# Task details
Wherever the word "Average" shows up in a line, please copy that line.

# Data
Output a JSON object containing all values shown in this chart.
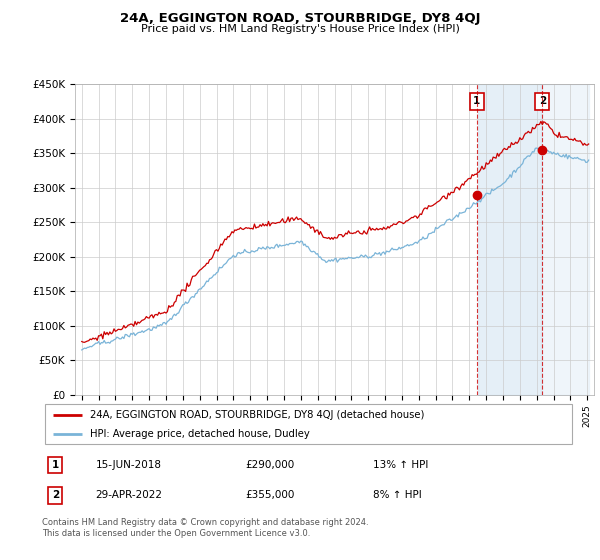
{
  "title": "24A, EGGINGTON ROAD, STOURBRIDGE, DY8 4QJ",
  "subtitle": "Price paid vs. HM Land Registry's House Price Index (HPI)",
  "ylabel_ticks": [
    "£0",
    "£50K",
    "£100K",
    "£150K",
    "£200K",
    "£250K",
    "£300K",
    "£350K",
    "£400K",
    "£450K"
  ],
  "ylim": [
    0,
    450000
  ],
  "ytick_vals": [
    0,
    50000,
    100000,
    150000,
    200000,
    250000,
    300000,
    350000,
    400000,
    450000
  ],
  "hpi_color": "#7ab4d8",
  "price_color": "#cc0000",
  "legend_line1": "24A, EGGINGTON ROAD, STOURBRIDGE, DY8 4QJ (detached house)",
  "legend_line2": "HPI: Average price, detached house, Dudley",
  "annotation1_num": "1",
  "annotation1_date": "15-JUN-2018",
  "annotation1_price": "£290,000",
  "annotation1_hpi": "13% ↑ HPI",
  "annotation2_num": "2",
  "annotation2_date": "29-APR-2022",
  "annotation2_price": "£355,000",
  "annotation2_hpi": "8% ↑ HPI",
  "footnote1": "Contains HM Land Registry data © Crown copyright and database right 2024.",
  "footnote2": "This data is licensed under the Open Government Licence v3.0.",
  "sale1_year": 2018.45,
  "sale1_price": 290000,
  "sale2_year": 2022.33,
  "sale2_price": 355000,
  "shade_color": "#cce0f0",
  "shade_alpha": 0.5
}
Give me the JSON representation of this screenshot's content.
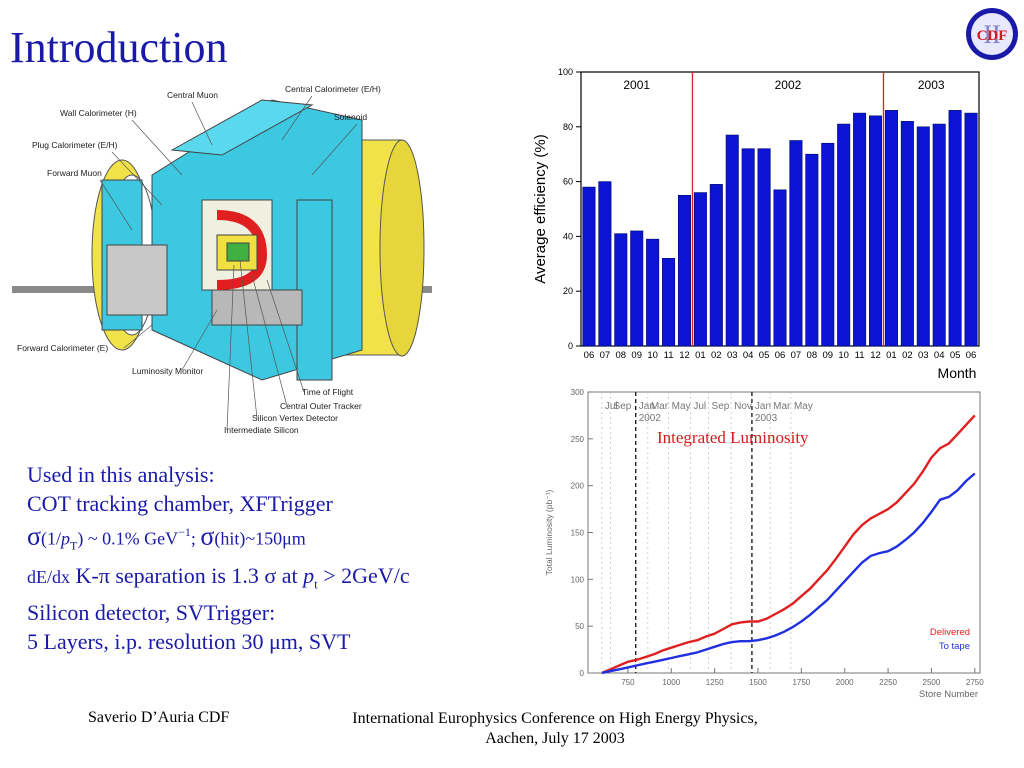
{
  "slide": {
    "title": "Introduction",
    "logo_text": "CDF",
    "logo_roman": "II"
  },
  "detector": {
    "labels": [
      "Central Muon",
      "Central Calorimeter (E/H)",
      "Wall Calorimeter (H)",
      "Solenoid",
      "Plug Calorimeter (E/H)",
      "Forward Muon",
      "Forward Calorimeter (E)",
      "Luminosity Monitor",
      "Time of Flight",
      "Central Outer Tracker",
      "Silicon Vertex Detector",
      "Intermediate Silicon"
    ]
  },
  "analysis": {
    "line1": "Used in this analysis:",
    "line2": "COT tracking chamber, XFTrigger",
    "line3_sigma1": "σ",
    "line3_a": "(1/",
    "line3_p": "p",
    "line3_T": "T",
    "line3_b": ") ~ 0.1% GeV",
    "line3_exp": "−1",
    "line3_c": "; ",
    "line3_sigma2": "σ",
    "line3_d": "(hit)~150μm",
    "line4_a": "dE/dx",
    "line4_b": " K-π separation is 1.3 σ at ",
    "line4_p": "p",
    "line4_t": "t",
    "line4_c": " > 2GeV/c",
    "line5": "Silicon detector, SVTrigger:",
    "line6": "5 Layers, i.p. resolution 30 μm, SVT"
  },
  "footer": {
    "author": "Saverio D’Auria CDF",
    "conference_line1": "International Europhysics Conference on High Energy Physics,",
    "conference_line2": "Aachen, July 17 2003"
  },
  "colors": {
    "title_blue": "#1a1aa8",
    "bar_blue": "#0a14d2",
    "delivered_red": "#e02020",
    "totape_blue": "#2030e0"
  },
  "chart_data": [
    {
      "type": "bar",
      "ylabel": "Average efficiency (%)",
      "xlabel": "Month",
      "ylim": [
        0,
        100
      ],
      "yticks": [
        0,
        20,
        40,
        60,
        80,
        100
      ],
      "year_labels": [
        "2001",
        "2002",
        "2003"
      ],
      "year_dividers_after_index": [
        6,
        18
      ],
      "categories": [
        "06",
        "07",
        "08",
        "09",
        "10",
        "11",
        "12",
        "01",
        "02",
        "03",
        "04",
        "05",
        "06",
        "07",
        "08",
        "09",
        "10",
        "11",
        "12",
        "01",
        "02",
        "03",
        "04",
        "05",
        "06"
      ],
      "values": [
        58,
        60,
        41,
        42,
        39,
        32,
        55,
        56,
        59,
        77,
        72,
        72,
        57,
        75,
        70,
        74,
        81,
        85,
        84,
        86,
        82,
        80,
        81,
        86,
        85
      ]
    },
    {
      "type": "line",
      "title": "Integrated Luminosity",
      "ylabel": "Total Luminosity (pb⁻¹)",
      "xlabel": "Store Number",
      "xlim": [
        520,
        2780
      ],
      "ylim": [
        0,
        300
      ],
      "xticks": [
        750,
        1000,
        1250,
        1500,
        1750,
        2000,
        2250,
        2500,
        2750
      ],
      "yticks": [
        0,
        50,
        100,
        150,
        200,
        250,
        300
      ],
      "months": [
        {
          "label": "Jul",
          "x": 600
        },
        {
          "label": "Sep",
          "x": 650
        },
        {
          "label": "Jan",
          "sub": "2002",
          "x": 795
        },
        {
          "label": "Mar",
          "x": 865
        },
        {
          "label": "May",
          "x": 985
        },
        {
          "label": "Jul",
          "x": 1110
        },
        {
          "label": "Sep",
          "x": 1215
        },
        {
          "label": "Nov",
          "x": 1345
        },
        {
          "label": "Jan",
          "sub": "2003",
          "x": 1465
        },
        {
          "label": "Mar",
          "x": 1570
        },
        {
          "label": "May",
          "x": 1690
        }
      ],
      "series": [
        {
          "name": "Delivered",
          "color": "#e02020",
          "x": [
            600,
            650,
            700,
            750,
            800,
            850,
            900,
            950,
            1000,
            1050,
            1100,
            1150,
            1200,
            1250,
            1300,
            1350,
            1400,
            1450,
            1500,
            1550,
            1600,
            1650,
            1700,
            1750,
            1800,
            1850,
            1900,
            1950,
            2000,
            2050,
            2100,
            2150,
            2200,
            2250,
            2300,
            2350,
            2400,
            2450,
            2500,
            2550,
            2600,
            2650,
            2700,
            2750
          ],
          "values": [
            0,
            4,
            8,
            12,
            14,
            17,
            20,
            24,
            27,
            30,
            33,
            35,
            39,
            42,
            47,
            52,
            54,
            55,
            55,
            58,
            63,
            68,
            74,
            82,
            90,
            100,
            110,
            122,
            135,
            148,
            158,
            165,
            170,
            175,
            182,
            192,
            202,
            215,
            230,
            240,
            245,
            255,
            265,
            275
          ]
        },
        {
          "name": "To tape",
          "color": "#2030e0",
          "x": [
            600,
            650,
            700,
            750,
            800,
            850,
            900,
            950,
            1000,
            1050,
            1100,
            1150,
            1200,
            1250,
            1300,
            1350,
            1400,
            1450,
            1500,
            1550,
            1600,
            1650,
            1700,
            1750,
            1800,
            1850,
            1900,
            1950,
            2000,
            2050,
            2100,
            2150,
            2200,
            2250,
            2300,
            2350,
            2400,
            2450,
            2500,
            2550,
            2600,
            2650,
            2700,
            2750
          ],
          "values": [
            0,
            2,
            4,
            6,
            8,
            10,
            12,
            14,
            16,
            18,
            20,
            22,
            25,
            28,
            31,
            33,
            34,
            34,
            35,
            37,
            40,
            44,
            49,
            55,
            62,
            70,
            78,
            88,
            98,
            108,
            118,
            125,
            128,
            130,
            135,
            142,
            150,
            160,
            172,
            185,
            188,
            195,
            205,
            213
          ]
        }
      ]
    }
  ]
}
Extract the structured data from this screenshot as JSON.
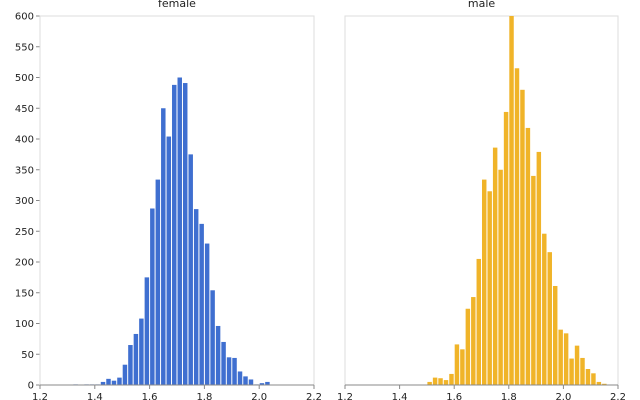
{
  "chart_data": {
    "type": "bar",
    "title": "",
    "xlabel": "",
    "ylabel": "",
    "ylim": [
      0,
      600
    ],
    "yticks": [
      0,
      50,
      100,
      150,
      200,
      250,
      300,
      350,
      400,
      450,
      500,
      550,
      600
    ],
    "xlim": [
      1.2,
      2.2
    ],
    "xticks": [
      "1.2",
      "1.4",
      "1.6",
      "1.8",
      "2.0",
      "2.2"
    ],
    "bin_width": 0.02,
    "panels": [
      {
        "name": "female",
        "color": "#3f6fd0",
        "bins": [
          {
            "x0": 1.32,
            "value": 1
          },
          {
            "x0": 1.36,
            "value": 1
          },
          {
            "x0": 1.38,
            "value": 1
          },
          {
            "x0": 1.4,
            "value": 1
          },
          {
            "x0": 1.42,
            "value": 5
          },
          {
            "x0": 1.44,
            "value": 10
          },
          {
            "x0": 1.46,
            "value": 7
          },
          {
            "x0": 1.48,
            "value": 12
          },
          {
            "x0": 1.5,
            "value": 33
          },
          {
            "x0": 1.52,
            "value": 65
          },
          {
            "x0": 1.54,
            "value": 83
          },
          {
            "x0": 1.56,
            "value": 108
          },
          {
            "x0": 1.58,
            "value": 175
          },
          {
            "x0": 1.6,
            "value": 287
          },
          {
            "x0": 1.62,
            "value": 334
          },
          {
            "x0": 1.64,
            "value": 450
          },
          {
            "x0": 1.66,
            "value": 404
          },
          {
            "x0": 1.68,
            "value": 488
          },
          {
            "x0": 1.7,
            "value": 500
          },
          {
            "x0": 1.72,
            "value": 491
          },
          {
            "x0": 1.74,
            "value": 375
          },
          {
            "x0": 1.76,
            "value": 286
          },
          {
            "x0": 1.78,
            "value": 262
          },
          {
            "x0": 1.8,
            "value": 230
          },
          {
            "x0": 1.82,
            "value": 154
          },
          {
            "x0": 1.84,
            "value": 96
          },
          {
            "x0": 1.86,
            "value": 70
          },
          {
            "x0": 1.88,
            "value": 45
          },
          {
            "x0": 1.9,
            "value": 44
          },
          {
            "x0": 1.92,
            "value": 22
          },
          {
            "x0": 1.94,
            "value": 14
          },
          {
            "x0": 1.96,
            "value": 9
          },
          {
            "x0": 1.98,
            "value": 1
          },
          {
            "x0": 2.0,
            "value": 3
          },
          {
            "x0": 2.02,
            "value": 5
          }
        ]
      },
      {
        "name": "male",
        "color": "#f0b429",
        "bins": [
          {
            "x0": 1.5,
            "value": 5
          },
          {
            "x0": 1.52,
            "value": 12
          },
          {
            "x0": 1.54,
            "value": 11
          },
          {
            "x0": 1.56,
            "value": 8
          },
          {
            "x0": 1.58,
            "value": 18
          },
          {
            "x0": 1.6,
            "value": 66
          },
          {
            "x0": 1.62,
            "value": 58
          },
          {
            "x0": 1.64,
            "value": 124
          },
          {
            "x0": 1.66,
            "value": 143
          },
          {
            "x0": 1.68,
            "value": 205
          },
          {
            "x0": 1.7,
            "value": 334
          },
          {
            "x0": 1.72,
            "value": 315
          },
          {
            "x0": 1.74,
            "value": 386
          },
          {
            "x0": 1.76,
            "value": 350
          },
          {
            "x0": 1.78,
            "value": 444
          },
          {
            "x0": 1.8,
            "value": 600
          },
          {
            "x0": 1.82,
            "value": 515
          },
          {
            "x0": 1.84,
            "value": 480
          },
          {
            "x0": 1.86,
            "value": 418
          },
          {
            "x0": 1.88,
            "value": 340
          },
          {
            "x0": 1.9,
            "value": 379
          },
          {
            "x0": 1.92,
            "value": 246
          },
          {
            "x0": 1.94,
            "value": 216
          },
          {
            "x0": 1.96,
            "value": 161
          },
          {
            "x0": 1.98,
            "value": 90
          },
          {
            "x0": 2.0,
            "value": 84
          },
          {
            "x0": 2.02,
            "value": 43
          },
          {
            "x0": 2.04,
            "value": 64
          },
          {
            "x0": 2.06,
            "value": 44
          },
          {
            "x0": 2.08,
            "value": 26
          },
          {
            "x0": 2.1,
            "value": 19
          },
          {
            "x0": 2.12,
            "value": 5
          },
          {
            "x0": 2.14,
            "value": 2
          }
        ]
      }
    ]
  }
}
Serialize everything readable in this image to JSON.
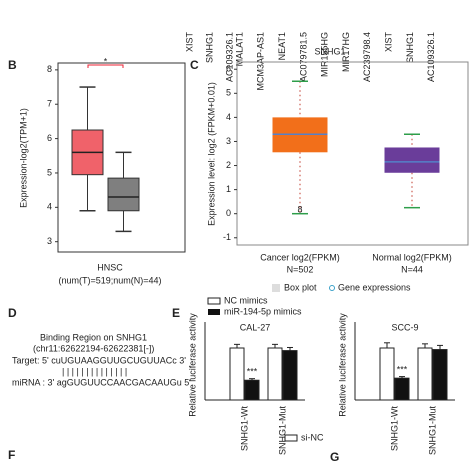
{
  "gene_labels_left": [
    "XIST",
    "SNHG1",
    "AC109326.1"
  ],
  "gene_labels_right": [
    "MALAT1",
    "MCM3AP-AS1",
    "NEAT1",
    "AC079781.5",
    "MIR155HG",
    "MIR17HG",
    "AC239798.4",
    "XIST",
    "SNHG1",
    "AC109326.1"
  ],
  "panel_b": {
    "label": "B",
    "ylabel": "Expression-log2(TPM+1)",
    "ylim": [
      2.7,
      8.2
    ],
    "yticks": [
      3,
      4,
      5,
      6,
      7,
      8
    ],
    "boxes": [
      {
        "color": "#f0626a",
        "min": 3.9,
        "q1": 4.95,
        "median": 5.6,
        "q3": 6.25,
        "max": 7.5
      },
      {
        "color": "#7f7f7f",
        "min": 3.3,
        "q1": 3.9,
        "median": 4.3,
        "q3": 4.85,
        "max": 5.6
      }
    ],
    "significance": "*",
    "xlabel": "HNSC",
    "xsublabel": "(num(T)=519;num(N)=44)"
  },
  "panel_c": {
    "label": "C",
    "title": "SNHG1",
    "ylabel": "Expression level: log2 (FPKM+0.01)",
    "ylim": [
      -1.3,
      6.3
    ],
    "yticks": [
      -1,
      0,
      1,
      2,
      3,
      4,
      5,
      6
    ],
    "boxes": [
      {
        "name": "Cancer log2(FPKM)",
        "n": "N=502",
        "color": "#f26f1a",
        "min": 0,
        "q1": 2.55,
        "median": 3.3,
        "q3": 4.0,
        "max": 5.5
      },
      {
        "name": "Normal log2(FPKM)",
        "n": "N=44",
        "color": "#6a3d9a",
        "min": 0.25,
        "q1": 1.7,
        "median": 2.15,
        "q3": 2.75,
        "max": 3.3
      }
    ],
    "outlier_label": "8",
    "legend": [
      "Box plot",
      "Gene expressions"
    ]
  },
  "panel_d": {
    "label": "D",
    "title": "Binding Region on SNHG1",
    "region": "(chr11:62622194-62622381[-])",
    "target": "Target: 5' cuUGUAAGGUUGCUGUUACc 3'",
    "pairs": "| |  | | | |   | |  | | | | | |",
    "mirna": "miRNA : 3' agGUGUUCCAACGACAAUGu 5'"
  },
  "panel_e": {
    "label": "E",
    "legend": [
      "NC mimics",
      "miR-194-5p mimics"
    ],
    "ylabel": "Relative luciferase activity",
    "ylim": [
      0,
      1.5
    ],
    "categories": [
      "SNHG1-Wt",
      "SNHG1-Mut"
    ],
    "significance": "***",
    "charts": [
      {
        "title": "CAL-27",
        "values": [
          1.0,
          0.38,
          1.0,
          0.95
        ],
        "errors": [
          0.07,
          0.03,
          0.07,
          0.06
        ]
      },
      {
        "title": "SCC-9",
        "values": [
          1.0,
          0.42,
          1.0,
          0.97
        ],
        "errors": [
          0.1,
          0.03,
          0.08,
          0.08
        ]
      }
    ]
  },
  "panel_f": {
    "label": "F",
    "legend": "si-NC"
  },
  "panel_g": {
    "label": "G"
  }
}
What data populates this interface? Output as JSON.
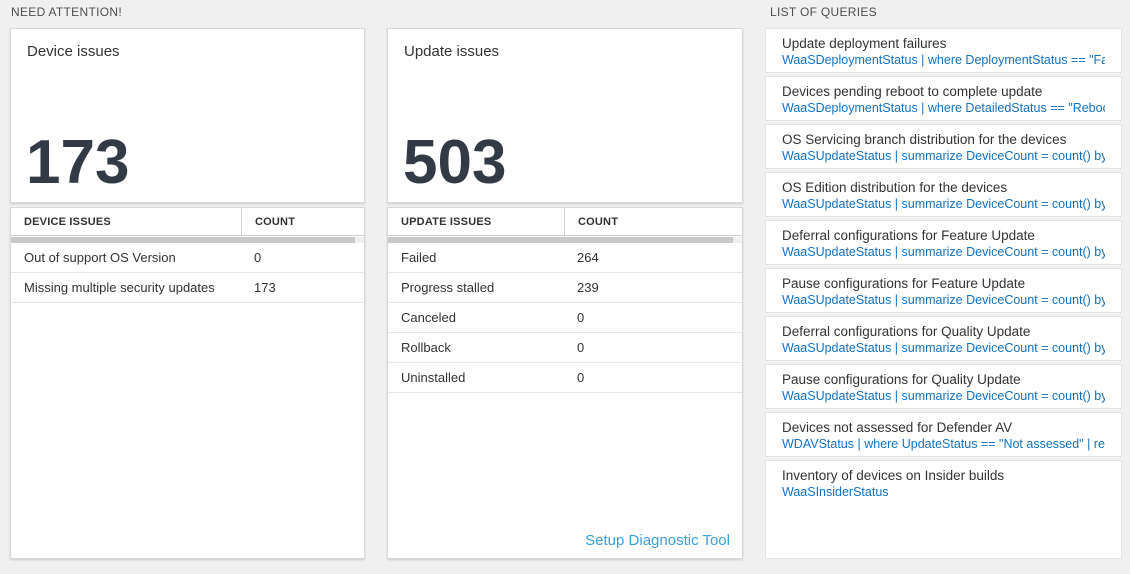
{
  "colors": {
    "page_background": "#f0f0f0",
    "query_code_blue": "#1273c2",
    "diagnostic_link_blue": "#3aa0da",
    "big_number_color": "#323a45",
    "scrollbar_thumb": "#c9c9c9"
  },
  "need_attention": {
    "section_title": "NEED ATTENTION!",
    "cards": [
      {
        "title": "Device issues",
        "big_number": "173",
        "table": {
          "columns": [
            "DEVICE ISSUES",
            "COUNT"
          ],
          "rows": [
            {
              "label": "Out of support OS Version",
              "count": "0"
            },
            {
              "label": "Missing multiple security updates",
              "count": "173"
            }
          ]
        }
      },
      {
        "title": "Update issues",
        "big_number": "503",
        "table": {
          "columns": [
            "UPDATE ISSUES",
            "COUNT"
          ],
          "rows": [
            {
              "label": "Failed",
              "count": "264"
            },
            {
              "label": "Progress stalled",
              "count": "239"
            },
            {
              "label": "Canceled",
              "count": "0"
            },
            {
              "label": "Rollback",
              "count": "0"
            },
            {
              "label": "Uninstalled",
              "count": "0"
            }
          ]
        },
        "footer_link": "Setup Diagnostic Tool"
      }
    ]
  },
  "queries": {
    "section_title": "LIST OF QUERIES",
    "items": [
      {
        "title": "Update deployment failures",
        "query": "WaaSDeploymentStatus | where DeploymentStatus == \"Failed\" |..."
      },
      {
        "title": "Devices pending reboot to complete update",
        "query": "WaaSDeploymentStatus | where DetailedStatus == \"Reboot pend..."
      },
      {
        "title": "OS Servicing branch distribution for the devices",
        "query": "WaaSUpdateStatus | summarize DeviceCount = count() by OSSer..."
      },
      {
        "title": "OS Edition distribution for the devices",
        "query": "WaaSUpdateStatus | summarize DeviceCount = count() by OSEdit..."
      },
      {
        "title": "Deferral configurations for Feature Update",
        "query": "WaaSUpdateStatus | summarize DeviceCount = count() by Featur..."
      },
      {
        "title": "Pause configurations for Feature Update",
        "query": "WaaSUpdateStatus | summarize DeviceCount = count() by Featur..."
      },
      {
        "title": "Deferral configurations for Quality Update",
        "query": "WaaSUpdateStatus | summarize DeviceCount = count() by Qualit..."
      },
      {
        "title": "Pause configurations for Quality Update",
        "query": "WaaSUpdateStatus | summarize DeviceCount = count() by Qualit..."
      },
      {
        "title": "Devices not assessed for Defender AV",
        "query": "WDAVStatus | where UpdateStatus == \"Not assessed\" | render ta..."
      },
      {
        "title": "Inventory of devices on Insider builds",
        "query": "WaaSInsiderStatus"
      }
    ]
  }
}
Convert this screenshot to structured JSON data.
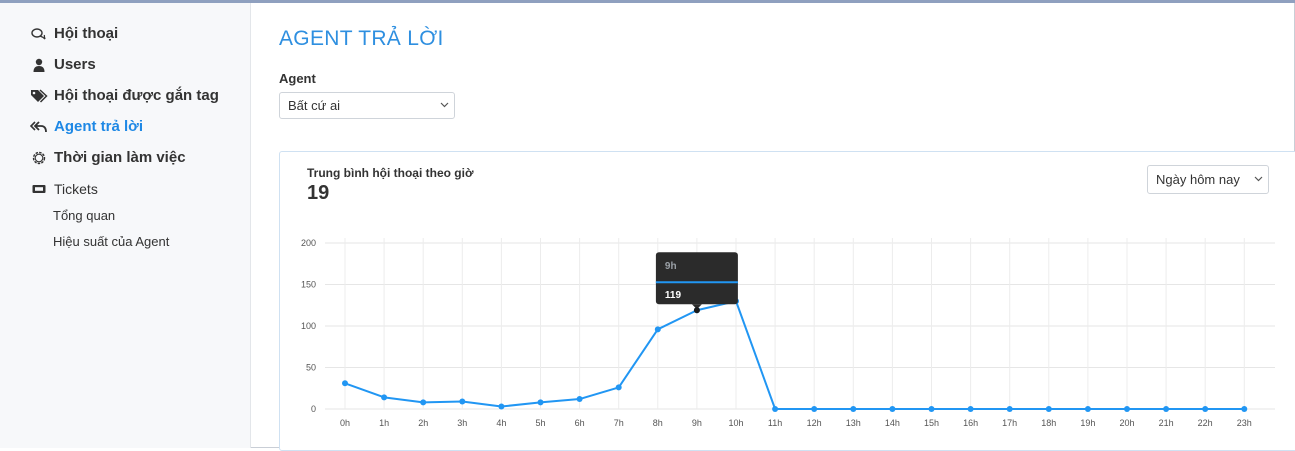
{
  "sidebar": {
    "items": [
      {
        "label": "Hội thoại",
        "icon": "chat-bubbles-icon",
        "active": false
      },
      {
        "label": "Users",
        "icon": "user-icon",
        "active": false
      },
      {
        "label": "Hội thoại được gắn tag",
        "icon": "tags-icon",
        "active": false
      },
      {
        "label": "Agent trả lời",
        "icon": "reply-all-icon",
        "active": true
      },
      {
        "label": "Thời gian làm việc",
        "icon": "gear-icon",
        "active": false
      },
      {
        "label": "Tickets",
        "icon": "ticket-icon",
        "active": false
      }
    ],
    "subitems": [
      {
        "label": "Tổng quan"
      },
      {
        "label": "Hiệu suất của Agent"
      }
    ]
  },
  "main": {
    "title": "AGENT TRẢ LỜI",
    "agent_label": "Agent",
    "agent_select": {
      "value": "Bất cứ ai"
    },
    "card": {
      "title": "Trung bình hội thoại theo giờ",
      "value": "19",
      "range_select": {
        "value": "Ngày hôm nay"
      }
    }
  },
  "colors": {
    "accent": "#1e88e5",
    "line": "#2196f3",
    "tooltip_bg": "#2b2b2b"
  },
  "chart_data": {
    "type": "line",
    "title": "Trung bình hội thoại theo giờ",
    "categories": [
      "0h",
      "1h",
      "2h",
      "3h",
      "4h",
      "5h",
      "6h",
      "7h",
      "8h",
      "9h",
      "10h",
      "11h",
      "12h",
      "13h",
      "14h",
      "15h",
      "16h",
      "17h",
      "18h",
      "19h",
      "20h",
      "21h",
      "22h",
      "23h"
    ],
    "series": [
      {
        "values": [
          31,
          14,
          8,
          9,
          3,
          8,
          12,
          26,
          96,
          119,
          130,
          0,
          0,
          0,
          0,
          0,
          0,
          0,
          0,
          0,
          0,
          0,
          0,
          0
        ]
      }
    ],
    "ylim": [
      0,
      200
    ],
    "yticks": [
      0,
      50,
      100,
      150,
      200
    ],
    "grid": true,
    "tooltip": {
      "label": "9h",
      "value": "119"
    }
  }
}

# The completed task
  "legend_line2": "HPI: Average price, detached house, Dudley",
      "ylabel": "Average efficiency (%)",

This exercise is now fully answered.